Logically, the code works, but the motor runs very, very slowly. What am I missing?

  • Bill in KCMO

Measure with a micrometer.
Mark with a crayon.
Cut with an axe.

How is the button switch wired? Is there a pull-up or pulldown resistor on that input?

did you want to configure the pin as INPUT_PULLUP

    pinMode(pushbuttonPin, INPUT);

What stepper driver are you using? An A4988 or DRV8825 type driver (step/dir) would have DRIVER in the accelstepper constructor. See the reference.

groundFungus:
How is the button switch wired? Is there a pull-up or pulldown resistor on that input?

Yes. I basically took two example projects - detecting a button press and basic Accelstepper - and folded them together.

groundFungus:
What stepper driver are you using? An A4988 or DRV8825 type driver (step/dir) would have DRIVER in the accelstepper constructor. See the reference.

This one: https://www.dfrobot.com/product-1547.html. It works fine until I introduce the button code.

Left out of my sample code was Serial.printLn() statements - when I changed those to fire only every 1000 loops, the motor picked back up, but I have a new symptom:

I set moveTo(1000000), but checking distanceToGo() at the end of the loop it counts down from some value much, much smaller. 451 for a while, then as I played with motor speeds, it got as high as 7001, but in whichever case, the motor would come on already decelerating!

What gives? Please, I'm tearing my hair out and I don't have much to spare!

Change:

AccelStepper stepper3(AccelStepper::FULL2WIRE, X_STEP_PIN, X_DIR_PIN);

To:

AccelStepper stepper3(AccelStepper::DRIVER, X_STEP_PIN, X_DIR_PIN);

Connect a 10k resistor from pushbuttonPin to GND.
Post your COMPLETE code in code tags.

10k resistor: already done.
============
• Assignment 1: Transcribe the stepper motor discussion from "pinMode(pushbuttonPin, INPUT);" to "folded them together.".
• Assignment 2: Decide whether each statement agrees with the stepper motor discussion: (a) connecting a 10k resistor from pushbuttonPin to GND is recommended; (b) the motor works fine even after the button code is introduced; (c) the target passed to moveTo was 1000000. Answer yes or no for each, quoting the deciding words.

• Records drawn from a dataset:
============
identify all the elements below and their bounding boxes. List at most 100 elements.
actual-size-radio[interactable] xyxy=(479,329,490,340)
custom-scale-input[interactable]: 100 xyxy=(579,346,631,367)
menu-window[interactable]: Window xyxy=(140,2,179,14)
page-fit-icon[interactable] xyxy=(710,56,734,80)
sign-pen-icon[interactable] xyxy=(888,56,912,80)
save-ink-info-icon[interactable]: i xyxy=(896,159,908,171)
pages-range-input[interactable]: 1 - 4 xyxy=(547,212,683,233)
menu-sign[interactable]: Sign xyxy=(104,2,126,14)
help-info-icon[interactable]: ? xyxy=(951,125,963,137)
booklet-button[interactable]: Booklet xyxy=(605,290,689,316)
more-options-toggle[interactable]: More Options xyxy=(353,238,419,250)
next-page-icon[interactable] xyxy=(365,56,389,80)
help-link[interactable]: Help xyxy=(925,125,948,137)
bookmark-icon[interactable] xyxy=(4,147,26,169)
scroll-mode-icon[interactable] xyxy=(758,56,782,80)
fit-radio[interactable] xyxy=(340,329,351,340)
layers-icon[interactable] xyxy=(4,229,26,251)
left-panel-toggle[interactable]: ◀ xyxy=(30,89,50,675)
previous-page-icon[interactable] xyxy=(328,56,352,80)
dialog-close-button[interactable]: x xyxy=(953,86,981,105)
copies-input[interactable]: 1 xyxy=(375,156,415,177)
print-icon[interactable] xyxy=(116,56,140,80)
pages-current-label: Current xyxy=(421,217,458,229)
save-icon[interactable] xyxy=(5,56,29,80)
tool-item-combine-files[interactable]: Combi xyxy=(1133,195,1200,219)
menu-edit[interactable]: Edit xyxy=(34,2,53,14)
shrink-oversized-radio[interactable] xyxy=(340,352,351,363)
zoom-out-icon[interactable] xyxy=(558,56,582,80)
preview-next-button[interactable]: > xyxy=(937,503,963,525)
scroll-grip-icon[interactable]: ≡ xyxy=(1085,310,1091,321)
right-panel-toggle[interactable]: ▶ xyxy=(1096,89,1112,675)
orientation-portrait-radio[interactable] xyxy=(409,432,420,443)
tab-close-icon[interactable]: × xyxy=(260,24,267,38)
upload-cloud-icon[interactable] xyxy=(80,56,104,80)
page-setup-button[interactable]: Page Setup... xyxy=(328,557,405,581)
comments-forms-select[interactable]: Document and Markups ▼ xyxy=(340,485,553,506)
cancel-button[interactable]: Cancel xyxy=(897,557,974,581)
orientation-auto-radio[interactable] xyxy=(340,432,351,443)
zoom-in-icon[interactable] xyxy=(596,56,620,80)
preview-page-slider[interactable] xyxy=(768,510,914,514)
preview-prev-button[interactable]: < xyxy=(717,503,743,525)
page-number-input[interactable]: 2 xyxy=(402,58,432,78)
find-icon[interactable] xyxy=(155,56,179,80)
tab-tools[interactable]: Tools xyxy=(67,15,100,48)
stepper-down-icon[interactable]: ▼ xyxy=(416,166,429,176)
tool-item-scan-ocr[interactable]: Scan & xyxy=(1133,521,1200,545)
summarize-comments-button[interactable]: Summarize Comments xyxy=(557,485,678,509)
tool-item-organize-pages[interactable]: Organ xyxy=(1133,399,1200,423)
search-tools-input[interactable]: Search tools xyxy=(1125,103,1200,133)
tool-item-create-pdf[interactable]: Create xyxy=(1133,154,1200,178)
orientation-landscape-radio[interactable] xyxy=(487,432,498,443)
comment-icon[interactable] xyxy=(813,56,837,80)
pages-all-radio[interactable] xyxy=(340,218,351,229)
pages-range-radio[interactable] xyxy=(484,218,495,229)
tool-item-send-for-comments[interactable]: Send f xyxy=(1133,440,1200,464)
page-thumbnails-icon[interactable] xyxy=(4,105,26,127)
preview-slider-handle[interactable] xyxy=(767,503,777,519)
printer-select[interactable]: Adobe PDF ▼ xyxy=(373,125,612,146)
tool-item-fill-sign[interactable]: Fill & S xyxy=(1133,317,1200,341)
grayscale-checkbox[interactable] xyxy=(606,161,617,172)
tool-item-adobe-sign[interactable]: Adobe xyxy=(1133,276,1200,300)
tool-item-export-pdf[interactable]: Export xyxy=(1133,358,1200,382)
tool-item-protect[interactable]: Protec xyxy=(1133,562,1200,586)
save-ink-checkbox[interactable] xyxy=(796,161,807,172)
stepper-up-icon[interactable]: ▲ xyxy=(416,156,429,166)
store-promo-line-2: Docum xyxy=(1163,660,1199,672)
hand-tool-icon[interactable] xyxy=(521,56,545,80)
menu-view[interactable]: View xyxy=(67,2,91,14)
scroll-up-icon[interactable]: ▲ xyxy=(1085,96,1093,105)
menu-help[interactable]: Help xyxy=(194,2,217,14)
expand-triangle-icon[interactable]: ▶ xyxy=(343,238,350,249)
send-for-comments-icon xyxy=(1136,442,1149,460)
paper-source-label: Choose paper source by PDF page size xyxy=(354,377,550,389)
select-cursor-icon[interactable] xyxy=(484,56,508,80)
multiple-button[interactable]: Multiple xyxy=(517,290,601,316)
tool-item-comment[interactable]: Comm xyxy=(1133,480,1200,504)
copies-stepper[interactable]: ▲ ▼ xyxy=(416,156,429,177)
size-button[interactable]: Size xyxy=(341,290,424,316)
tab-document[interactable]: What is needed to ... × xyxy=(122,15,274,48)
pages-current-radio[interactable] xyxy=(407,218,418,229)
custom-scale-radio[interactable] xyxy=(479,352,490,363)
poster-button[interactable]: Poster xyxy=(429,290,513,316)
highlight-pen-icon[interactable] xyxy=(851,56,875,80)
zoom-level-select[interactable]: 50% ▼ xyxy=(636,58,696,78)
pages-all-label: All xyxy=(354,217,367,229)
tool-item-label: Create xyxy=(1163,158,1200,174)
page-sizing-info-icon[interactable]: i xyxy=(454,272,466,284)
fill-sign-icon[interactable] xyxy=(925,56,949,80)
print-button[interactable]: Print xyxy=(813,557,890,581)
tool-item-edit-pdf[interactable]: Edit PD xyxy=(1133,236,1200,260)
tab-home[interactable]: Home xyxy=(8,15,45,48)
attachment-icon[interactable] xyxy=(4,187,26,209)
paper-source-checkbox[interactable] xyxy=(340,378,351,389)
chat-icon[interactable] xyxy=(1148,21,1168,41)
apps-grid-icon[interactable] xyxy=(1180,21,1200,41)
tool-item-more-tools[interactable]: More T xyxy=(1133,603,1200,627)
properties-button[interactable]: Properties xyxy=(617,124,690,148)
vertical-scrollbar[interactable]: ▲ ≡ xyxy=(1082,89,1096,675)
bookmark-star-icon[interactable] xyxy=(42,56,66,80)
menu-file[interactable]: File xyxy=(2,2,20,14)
============
• Task result 1:
pinMode(pushbuttonPin, INPUT);

What stepper driver are you using? An A4988 or DRV8825 type driver (step/dir) would have DRIVER in the accelstepper constructor. See the reference.

groundFungus:
How is the button switch wired? Is there a pull-up or pulldown resistor on that input?

Yes. I basically took two example projects - detecting a button press and basic Accelstepper - and folded them together.

• Task result 2:
(a) Yes: "Connect a 10k resistor from pushbuttonPin to GND."
(b) No: "It works fine until I introduce the button code."
(c) Yes: "I set moveTo(1000000)"